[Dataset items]
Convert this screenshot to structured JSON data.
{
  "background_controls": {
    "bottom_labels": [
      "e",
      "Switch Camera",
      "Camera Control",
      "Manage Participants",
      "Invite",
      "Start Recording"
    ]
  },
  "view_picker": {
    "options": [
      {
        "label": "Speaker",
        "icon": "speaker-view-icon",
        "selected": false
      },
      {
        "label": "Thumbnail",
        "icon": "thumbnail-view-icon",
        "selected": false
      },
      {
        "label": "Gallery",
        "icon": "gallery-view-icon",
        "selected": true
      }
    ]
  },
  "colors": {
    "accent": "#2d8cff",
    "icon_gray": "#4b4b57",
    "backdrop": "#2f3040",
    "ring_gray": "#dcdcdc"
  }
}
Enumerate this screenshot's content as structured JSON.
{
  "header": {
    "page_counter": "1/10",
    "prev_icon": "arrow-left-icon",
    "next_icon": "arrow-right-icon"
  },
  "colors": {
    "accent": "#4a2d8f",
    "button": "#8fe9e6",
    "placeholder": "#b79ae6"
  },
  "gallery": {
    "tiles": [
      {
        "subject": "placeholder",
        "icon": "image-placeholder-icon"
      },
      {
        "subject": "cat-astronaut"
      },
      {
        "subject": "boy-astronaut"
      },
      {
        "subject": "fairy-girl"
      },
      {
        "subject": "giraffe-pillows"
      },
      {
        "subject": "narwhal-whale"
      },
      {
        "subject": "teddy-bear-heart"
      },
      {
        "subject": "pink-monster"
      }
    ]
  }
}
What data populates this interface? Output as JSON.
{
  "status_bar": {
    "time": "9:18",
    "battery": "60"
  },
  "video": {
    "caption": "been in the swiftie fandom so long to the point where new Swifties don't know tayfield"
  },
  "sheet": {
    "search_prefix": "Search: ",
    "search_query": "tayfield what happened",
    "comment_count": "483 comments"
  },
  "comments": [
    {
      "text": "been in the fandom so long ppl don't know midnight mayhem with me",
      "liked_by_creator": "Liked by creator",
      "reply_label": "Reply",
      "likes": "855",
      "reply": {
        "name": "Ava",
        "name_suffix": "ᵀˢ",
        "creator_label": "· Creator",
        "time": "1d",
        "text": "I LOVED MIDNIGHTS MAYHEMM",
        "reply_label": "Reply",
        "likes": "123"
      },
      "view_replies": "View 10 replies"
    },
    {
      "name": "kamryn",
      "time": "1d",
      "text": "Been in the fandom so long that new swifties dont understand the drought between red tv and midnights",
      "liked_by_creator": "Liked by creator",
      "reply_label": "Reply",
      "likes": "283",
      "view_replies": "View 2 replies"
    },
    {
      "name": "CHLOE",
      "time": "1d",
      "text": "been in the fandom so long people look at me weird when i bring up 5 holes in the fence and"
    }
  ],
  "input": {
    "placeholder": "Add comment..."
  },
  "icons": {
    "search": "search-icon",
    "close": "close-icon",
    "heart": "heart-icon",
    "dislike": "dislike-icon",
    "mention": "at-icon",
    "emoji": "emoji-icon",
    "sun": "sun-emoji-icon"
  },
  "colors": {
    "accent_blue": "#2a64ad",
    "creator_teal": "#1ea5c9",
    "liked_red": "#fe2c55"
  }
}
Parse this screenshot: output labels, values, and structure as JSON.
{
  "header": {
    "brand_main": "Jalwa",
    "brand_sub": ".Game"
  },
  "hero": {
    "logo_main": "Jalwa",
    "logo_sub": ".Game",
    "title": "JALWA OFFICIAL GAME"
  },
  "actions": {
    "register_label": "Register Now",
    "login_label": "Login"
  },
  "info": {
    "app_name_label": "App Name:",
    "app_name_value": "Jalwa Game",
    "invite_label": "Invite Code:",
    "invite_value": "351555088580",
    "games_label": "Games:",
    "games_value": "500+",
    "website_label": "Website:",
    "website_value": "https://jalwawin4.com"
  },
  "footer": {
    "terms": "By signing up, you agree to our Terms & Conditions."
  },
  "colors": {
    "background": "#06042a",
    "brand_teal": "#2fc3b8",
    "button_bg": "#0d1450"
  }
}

Given request:
Reproduce the listing shown above in its entirety, exactly.

The response:
Convert this screenshot to structured JSON data.
{
  "background_controls": {
    "bottom_labels": [
      "e",
      "Switch Camera",
      "Camera Control",
      "Manage Participants",
      "Invite",
      "Start Recording"
    ]
  },
  "view_picker": {
    "options": [
      {
        "label": "Speaker",
        "icon": "speaker-view-icon",
        "selected": false
      },
      {
        "label": "Thumbnail",
        "icon": "thumbnail-view-icon",
        "selected": false
      },
      {
        "label": "Gallery",
        "icon": "gallery-view-icon",
        "selected": true
      }
    ]
  },
  "colors": {
    "accent": "#2d8cff",
    "icon_gray": "#4b4b57",
    "backdrop": "#2f3040",
    "ring_gray": "#dcdcdc"
  }
}
Enumerate this screenshot's content as structured JSON.
{
  "header": {
    "page_counter": "1/10",
    "prev_icon": "arrow-left-icon",
    "next_icon": "arrow-right-icon"
  },
  "colors": {
    "accent": "#4a2d8f",
    "button": "#8fe9e6",
    "placeholder": "#b79ae6"
  },
  "gallery": {
    "tiles": [
      {
        "subject": "placeholder",
        "icon": "image-placeholder-icon"
      },
      {
        "subject": "cat-astronaut"
      },
      {
        "subject": "boy-astronaut"
      },
      {
        "subject": "fairy-girl"
      },
      {
        "subject": "giraffe-pillows"
      },
      {
        "subject": "narwhal-whale"
      },
      {
        "subject": "teddy-bear-heart"
      },
      {
        "subject": "pink-monster"
      }
    ]
  }
}
What data populates this interface? Output as JSON.
{
  "status_bar": {
    "time": "9:18",
    "battery": "60"
  },
  "video": {
    "caption": "been in the swiftie fandom so long to the point where new Swifties don't know tayfield"
  },
  "sheet": {
    "search_prefix": "Search: ",
    "search_query": "tayfield what happened",
    "comment_count": "483 comments"
  },
  "comments": [
    {
      "text": "been in the fandom so long ppl don't know midnight mayhem with me",
      "liked_by_creator": "Liked by creator",
      "reply_label": "Reply",
      "likes": "855",
      "reply": {
        "name": "Ava",
        "name_suffix": "ᵀˢ",
        "creator_label": "· Creator",
        "time": "1d",
        "text": "I LOVED MIDNIGHTS MAYHEMM",
        "reply_label": "Reply",
        "likes": "123"
      },
      "view_replies": "View 10 replies"
    },
    {
      "name": "kamryn",
      "time": "1d",
      "text": "Been in the fandom so long that new swifties dont understand the drought between red tv and midnights",
      "liked_by_creator": "Liked by creator",
      "reply_label": "Reply",
      "likes": "283",
      "view_replies": "View 2 replies"
    },
    {
      "name": "CHLOE",
      "time": "1d",
      "text": "been in the fandom so long people look at me weird when i bring up 5 holes in the fence and"
    }
  ],
  "input": {
    "placeholder": "Add comment..."
  },
  "icons": {
    "search": "search-icon",
    "close": "close-icon",
    "heart": "heart-icon",
    "dislike": "dislike-icon",
    "mention": "at-icon",
    "emoji": "emoji-icon",
    "sun": "sun-emoji-icon"
  },
  "colors": {
    "accent_blue": "#2a64ad",
    "creator_teal": "#1ea5c9",
    "liked_red": "#fe2c55"
  }
}
Parse this screenshot: output labels, values, and structure as JSON.
{
  "header": {
    "brand_main": "Jalwa",
    "brand_sub": ".Game"
  },
  "hero": {
    "logo_main": "Jalwa",
    "logo_sub": ".Game",
    "title": "JALWA OFFICIAL GAME"
  },
  "actions": {
    "register_label": "Register Now",
    "login_label": "Login"
  },
  "info": {
    "app_name_label": "App Name:",
    "app_name_value": "Jalwa Game",
    "invite_label": "Invite Code:",
    "invite_value": "351555088580",
    "games_label": "Games:",
    "games_value": "500+",
    "website_label": "Website:",
    "website_value": "https://jalwawin4.com"
  },
  "footer": {
    "terms": "By signing up, you agree to our Terms & Conditions."
  },
  "colors": {
    "background": "#06042a",
    "brand_teal": "#2fc3b8",
    "button_bg": "#0d1450"
  }
}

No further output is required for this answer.